Exercise description: Identify every line in the records below that contains the word "prognozy", and copy each of those lines.

### Material for this task

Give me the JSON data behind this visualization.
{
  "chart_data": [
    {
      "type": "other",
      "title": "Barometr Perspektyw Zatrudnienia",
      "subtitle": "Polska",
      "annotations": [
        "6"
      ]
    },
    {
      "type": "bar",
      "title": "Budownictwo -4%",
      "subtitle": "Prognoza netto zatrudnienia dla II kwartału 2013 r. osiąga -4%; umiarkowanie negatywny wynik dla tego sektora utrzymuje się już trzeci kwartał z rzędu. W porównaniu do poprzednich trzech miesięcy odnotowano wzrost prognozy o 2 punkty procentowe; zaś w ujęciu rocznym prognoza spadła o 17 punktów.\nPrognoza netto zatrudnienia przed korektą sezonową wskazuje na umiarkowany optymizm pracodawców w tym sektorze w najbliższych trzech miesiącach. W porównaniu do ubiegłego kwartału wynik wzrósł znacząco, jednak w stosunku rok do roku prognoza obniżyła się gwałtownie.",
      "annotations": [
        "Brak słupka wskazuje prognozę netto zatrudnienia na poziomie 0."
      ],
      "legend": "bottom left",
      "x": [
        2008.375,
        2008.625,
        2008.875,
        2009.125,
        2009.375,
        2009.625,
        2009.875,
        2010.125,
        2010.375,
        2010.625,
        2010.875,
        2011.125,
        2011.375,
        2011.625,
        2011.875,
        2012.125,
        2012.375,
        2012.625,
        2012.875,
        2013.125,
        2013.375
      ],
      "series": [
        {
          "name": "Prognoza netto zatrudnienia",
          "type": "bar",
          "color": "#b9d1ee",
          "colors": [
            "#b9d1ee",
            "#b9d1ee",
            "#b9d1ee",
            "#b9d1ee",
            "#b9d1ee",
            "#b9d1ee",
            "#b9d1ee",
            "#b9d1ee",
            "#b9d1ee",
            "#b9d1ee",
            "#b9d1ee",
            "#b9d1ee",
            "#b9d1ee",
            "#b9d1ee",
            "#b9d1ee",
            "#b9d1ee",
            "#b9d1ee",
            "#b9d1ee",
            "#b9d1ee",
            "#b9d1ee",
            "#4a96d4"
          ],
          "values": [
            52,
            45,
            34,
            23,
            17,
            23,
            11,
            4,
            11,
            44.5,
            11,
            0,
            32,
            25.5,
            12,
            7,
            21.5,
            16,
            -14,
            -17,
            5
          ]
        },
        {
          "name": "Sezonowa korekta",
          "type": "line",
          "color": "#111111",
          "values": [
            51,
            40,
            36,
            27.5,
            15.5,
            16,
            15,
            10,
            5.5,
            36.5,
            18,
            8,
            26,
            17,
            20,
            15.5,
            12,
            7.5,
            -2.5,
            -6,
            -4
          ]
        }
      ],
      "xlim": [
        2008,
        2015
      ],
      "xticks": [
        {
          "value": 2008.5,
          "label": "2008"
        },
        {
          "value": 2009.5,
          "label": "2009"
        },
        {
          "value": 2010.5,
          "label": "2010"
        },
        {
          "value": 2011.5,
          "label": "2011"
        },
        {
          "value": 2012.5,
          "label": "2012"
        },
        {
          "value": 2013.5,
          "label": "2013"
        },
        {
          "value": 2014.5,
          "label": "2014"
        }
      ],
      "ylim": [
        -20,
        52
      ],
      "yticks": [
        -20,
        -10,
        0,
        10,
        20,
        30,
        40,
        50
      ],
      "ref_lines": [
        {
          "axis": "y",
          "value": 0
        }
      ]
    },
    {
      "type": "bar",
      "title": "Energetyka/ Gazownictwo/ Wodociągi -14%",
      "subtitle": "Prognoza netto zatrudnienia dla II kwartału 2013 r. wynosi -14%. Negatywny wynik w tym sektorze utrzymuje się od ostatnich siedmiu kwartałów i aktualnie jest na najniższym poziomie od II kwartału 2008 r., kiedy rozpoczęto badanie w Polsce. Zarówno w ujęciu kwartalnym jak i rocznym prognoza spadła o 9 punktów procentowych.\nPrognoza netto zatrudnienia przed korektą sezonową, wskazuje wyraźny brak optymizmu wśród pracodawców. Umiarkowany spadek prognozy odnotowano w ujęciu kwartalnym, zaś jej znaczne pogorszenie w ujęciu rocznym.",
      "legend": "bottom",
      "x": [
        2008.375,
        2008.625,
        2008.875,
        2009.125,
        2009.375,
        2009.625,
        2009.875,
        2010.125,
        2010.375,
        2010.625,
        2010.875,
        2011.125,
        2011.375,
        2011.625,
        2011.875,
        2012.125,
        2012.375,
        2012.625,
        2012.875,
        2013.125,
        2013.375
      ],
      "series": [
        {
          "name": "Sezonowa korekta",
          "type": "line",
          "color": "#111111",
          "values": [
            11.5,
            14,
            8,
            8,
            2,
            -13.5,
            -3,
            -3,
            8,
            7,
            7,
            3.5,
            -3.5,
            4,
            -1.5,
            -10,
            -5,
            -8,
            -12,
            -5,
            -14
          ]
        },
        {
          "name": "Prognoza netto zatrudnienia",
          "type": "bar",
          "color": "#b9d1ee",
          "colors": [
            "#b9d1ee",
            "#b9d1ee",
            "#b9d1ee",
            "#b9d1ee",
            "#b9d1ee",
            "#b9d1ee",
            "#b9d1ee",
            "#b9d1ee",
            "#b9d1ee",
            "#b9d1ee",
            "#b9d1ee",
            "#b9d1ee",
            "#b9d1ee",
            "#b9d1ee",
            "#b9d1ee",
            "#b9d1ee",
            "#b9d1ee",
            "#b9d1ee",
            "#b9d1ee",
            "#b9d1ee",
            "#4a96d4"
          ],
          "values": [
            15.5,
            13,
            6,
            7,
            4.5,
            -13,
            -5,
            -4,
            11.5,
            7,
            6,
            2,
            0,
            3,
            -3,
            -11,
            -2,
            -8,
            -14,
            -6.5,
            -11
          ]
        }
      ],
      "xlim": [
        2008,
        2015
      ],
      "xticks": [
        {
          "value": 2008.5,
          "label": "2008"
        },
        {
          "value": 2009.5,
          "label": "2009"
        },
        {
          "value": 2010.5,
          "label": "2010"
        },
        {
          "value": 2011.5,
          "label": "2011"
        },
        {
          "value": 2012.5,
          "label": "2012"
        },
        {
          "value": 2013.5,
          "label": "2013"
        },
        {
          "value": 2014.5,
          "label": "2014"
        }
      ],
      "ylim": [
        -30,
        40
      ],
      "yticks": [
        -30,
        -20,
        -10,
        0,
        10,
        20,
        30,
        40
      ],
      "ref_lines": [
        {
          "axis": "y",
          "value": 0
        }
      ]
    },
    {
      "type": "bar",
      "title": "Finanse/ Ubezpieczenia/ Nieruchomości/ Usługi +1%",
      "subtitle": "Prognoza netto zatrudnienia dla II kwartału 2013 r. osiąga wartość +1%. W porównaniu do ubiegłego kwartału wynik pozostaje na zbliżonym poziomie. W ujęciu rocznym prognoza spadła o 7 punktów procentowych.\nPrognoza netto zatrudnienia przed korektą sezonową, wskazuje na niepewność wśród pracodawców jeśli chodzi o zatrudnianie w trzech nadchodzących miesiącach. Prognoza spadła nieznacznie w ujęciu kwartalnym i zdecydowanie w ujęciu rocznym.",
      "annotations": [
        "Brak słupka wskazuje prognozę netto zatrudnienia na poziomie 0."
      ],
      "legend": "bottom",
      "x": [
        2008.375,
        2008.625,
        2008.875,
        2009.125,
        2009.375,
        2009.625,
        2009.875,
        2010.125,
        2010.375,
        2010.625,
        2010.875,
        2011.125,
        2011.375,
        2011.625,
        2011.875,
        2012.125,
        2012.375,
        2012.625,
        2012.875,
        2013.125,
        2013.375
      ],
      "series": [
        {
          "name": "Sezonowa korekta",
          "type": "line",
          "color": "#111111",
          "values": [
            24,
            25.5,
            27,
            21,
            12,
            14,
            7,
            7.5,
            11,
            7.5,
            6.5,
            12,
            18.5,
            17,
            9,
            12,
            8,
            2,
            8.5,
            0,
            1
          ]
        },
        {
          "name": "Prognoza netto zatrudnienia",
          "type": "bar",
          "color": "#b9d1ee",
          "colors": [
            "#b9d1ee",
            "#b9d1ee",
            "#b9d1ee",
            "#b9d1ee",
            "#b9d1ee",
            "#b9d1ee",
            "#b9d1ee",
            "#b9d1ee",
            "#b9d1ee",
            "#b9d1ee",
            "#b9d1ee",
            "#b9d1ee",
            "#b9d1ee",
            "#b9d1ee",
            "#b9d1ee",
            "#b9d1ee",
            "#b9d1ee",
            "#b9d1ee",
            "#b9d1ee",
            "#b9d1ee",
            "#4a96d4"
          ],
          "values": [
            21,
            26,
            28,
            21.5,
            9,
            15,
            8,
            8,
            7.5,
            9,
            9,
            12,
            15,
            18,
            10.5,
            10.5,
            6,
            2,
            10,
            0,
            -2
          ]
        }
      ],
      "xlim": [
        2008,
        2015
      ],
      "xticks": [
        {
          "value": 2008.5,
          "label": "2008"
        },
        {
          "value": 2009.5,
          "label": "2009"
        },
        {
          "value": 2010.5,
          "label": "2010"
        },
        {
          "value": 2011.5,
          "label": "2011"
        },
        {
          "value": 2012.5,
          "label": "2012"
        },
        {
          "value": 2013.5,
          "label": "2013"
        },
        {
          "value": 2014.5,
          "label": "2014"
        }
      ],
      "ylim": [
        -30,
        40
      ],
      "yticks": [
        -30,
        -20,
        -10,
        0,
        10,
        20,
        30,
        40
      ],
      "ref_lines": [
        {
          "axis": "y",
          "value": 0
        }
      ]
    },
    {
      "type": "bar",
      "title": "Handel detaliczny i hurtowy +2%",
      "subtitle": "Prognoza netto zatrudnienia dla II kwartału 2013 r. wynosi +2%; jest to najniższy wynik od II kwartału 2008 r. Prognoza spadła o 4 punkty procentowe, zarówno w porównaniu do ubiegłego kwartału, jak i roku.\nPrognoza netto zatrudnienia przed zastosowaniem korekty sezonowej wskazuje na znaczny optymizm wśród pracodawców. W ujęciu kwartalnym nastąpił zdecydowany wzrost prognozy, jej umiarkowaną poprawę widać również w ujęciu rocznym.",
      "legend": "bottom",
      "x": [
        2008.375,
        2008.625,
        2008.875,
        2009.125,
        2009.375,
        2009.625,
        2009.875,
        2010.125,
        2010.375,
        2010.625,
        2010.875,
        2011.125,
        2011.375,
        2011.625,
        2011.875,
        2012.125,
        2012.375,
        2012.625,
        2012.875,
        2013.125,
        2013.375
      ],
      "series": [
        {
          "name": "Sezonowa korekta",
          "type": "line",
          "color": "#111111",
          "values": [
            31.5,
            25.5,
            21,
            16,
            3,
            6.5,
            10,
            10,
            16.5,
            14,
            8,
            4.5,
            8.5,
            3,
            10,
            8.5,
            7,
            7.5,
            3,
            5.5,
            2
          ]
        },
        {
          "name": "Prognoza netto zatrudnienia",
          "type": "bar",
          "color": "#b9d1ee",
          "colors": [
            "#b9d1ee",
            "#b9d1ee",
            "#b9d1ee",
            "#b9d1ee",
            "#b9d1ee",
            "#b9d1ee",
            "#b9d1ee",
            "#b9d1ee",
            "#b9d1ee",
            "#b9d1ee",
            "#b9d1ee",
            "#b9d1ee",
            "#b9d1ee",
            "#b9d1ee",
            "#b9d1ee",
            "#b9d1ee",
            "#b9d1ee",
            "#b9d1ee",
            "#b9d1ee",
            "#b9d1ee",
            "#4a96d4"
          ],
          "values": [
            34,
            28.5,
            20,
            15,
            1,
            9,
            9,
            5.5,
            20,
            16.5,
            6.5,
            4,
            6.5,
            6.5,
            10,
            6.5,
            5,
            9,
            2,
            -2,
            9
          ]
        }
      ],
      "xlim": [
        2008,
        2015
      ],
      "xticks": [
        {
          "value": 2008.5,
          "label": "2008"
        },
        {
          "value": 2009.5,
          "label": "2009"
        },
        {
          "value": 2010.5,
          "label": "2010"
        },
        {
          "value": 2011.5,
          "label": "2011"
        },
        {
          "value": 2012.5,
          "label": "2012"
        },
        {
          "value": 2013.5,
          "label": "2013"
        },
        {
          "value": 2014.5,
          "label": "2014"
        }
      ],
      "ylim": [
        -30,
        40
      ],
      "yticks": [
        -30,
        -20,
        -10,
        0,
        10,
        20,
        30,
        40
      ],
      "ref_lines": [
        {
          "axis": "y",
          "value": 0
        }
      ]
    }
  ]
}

######

Result for this exercise:
      "subtitle": "Prognoza netto zatrudnienia dla II kwartału 2013 r. osiąga -4%; umiarkowanie negatywny wynik dla tego sektora utrzymuje się już trzeci kwartał z rzędu. W porównaniu do poprzednich trzech miesięcy odnotowano wzrost prognozy o 2 punkty procentowe; zaś w ujęciu rocznym prognoza spadła o 17 punktów.\nPrognoza netto zatrudnienia przed korektą sezonową wskazuje na umiarkowany optymizm pracodawców w tym sektorze w najbliższych trzech miesiącach. W porównaniu do ubiegłego kwartału wynik wzrósł znacząco, jednak w stosunku rok do roku prognoza obniżyła się gwałtownie.",
      "subtitle": "Prognoza netto zatrudnienia dla II kwartału 2013 r. wynosi -14%. Negatywny wynik w tym sektorze utrzymuje się od ostatnich siedmiu kwartałów i aktualnie jest na najniższym poziomie od II kwartału 2008 r., kiedy rozpoczęto badanie w Polsce. Zarówno w ujęciu kwartalnym jak i rocznym prognoza spadła o 9 punktów procentowych.\nPrognoza netto zatrudnienia przed korektą sezonową, wskazuje wyraźny brak optymizmu wśród pracodawców. Umiarkowany spadek prognozy odnotowano w ujęciu kwartalnym, zaś jej znaczne pogorszenie w ujęciu rocznym.",
      "subtitle": "Prognoza netto zatrudnienia dla II kwartału 2013 r. wynosi +2%; jest to najniższy wynik od II kwartału 2008 r. Prognoza spadła o 4 punkty procentowe, zarówno w porównaniu do ubiegłego kwartału, jak i roku.\nPrognoza netto zatrudnienia przed zastosowaniem korekty sezonowej wskazuje na znaczny optymizm wśród pracodawców. W ujęciu kwartalnym nastąpił zdecydowany wzrost prognozy, jej umiarkowaną poprawę widać również w ujęciu rocznym.",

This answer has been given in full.